**Richiesta scritta**
Trascrivi dal brano sull'IVA versata per errore la parte da "Per il recupero" a "in via ordinaria.".

**Brano selezionato**
:::::

Nel complesso mondo della fiscalità aziendale, l'errore è sempre dietro l'angolo. Può capitare di emettere una fattura applicando l'Imposta sul Valore Aggiunto (IVA) in modo non dovuto, magari per una errata qualificazione dell'operazione o un fraintendimento sulla territorialità.

Quando l'errore viene rilevato, sia dall'azienda stessa che a seguito di un controllo, si pone immediatamente la domanda cruciale: come si recupera quell'IVA versata per sbaglio all'Erario?

La normativa italiana, in linea con i principi europei di neutralità fiscale, stabilisce regole precise per garantire che l'azienda non sia ingiustamente penalizzata, ma anche per proteggere l'Erario da doppi rimborsi. Vediamo i passaggi essenziali.

La regola base: il termine di due anni

Per il recupero dell'IVA versata e non dovuta, il punto di riferimento normativo è l'articolo 30-ter del Decreto IVA (D.P.R. 633/72).
La regola generale prevede che il soggetto passivo (cioè il fornitore che ha emesso la fattura) debba presentare la domanda di restituzione all'Agenzia delle Entrate entro il termine perentorio di due anni. Questo periodo decorre dal giorno del versamento dell'imposta stessa o, se posteriore, dal momento in cui si è verificato il presupposto per la restituzione.
Superare questa soglia significa generalmente perdere il diritto al rimborso in via ordinaria.

La condizione essenziale: la prova della restituzione al cliente

Qui sta il punto focale su cui si concentrano le recenti precisazioni delle autorità fiscali.
Quando l'IVA non dovuta è stata oggetto di "rivalsa" (cioè è stata addebitata al cliente e quest'ultimo l'ha pagata), il fornitore ha la possibilità di ottenere il rimborso dall'Erario solo se dimostra di aver preventivamente restituito l'importo indebito al proprio cliente (cessionario o committente).
Questa condizione serve a evitare il cosiddetto "indebito arricchimento": non si può intascare due volte la somma, prima dal cliente e poi dallo Stato.

L'eccezione in caso di accertamento

Esiste una deroga al termine biennale ordinario. Se l'erronea applicazione dell'IVA è stata definitivamente accertata dall'Amministrazione finanziaria, il cedente o prestatore può presentare la domanda di restituzione entro due anni, ma questa volta il termine decorre dalla data in cui è avvenuta la restituzione dell'imposta al cessionario o committente. Questo meccanismo offre una finestra temporale più ampia in situazioni complesse definite da un'indagine fiscale.

:::::

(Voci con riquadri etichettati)
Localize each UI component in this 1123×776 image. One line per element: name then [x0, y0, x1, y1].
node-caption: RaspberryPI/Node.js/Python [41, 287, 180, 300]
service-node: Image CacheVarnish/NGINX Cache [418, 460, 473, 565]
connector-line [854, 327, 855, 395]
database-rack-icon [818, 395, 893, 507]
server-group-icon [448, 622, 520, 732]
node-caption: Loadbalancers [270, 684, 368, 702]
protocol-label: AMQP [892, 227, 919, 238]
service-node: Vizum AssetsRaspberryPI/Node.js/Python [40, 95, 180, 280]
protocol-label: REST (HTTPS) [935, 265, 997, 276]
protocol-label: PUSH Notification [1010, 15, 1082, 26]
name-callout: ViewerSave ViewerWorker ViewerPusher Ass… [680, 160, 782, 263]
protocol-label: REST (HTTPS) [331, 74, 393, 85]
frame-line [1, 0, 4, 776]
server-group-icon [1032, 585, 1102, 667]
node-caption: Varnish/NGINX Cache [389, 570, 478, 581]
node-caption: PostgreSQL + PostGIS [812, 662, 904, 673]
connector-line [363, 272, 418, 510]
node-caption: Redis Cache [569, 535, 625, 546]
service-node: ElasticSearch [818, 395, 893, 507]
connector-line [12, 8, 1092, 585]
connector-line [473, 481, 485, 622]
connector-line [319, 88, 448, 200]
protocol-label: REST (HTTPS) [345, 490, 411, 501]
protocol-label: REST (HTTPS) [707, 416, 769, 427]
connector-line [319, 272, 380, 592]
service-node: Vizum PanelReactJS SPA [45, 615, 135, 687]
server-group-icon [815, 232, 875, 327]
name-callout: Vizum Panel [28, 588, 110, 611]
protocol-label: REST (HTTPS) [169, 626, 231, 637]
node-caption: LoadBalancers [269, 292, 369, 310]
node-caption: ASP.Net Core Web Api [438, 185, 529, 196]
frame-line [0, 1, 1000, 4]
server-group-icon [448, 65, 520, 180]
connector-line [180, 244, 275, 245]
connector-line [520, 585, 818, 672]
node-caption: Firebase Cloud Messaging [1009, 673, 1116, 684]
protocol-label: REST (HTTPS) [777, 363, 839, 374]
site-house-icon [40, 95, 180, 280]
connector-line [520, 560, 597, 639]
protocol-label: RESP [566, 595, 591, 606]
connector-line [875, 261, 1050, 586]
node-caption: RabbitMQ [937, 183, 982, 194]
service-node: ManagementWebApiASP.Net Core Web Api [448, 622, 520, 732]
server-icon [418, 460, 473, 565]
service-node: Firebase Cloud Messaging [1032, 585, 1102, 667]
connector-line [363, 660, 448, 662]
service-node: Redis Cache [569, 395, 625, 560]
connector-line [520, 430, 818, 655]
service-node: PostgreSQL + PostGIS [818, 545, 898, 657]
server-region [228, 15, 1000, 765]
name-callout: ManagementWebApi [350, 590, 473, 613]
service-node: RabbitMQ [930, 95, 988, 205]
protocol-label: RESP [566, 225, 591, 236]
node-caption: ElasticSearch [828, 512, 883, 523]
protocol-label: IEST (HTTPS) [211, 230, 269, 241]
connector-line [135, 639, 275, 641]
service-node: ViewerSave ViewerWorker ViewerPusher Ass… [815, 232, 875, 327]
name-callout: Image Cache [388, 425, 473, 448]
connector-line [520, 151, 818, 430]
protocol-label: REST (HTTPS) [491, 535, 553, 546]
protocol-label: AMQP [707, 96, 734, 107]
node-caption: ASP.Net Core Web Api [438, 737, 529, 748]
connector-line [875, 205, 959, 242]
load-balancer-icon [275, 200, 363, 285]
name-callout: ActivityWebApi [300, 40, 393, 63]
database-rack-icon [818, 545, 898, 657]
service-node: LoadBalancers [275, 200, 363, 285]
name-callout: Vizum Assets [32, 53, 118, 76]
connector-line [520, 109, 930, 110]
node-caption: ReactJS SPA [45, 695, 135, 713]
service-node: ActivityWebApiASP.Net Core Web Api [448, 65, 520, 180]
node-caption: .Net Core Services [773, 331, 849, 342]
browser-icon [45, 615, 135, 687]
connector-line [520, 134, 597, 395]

:::::

**Risultato dell'esercizio**
Per il recupero dell'IVA versata e non dovuta, il punto di riferimento normativo è l'articolo 30-ter del Decreto IVA (D.P.R. 633/72).
La regola generale prevede che il soggetto passivo (cioè il fornitore che ha emesso la fattura) debba presentare la domanda di restituzione all'Agenzia delle Entrate entro il termine perentorio di due anni. Questo periodo decorre dal giorno del versamento dell'imposta stessa o, se posteriore, dal momento in cui si è verificato il presupposto per la restituzione.
Superare questa soglia significa generalmente perdere il diritto al rimborso in via ordinaria.